begin TASK INPUTS

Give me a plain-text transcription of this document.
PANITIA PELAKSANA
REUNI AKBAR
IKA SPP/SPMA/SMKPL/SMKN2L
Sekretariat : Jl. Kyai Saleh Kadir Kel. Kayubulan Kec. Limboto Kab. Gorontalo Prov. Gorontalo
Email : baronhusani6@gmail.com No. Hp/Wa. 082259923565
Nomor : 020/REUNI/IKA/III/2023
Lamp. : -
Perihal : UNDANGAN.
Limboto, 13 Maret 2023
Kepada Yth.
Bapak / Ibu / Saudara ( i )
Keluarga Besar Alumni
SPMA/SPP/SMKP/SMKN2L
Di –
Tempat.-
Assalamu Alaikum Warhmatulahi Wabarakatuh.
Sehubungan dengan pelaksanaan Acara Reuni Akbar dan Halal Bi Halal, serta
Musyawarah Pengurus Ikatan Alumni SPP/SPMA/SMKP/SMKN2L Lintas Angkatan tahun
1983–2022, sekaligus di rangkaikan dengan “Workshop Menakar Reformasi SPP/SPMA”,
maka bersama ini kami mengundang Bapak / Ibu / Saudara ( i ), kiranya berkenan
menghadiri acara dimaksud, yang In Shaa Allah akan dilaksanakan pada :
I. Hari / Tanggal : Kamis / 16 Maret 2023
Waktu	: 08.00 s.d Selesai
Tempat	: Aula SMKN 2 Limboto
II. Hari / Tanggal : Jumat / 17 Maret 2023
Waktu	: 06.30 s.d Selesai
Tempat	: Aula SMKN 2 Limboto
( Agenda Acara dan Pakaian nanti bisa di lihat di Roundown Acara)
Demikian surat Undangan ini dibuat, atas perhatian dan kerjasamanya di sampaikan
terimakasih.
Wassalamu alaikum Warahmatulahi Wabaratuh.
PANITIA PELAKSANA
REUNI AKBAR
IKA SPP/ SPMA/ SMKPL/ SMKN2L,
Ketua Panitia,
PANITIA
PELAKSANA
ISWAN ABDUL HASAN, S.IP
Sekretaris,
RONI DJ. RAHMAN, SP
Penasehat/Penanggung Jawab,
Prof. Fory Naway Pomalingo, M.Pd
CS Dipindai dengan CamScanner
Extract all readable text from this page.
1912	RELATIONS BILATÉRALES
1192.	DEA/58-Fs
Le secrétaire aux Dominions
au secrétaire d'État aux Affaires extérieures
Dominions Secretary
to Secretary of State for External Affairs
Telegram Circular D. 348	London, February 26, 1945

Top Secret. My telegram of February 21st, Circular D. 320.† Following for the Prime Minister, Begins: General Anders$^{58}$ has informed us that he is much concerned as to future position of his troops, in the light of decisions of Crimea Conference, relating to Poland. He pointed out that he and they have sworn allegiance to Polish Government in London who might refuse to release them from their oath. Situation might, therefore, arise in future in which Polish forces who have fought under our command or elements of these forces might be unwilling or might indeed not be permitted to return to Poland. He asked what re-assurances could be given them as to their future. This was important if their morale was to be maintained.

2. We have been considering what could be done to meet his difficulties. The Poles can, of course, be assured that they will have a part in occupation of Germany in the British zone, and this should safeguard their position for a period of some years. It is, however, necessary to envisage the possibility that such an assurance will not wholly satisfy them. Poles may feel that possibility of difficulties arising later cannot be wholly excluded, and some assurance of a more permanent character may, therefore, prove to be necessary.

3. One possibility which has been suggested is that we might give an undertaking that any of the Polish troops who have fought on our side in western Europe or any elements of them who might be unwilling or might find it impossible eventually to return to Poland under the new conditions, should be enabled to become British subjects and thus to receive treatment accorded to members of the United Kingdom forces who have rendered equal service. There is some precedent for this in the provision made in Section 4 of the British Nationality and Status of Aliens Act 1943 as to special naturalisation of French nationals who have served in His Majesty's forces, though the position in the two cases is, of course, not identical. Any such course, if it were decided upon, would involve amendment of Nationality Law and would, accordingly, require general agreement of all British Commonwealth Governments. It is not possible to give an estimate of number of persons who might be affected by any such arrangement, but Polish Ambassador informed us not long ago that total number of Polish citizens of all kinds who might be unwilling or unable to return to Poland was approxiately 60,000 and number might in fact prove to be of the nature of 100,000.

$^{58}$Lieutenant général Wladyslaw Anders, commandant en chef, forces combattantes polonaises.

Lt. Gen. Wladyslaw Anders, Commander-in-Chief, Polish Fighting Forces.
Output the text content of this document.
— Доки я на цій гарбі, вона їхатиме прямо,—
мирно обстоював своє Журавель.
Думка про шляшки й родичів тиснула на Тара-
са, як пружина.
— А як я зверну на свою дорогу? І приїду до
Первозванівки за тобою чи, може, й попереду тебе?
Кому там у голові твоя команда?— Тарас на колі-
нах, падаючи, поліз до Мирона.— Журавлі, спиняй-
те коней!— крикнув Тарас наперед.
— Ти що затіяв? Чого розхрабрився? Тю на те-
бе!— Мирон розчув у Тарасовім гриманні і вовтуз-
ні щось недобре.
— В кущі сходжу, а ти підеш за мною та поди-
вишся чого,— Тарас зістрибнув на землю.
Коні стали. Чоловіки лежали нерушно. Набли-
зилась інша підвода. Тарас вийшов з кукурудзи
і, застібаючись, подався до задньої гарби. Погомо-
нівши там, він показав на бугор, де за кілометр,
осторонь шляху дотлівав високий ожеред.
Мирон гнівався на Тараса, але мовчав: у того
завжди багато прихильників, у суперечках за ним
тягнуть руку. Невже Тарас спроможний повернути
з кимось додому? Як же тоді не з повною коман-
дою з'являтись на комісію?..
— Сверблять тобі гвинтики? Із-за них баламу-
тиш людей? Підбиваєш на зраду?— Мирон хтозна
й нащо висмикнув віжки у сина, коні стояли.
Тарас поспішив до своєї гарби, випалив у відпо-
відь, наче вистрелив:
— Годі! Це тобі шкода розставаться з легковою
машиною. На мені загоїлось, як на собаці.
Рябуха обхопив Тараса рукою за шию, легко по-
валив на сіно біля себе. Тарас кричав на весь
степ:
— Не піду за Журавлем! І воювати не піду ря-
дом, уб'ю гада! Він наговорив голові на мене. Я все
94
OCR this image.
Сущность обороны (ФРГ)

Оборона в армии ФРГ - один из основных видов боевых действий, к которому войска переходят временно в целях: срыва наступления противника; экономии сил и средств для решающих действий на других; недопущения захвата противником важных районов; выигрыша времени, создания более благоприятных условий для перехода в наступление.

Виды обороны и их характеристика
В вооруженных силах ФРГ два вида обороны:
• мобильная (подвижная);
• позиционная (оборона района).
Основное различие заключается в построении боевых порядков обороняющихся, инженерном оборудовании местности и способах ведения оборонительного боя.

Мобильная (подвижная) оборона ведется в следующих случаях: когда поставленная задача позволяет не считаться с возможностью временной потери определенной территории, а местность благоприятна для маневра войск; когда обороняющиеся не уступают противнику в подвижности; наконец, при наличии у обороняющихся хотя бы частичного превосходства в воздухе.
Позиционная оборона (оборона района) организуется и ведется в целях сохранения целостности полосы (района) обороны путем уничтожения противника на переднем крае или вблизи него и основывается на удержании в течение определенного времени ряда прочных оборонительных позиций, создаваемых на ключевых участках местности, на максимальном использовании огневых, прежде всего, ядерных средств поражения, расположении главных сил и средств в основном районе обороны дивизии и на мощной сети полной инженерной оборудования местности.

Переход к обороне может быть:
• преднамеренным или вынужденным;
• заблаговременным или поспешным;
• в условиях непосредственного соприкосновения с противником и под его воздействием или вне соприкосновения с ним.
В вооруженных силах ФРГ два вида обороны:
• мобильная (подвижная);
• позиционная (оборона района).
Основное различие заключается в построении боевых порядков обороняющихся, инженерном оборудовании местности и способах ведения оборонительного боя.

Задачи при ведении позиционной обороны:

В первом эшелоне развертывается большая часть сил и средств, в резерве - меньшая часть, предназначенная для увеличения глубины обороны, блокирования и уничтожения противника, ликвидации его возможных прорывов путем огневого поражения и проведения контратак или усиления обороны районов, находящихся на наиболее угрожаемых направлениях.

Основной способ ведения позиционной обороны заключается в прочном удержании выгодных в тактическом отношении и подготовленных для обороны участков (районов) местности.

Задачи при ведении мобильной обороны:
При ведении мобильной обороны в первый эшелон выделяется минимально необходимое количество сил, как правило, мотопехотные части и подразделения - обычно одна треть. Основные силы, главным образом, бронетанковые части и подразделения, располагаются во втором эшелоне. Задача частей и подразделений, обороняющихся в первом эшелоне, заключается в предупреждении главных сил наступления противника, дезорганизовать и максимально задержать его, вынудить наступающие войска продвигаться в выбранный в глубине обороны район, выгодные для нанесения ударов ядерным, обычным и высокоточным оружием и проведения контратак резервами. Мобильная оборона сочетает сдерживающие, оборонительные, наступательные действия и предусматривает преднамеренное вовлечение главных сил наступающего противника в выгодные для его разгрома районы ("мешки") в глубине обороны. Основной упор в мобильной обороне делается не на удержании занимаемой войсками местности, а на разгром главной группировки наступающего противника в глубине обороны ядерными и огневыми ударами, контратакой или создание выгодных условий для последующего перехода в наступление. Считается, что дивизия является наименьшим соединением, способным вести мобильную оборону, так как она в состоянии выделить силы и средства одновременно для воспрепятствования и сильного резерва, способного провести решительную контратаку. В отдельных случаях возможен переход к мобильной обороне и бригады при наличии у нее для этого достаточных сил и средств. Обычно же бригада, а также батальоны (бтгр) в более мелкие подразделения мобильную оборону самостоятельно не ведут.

end TASK INPUTS

▶ _REQUEST_:
Note how many lines in the material hold the word "text", and give that number with nothing added.

▶ _TASK RESPONSE_:
3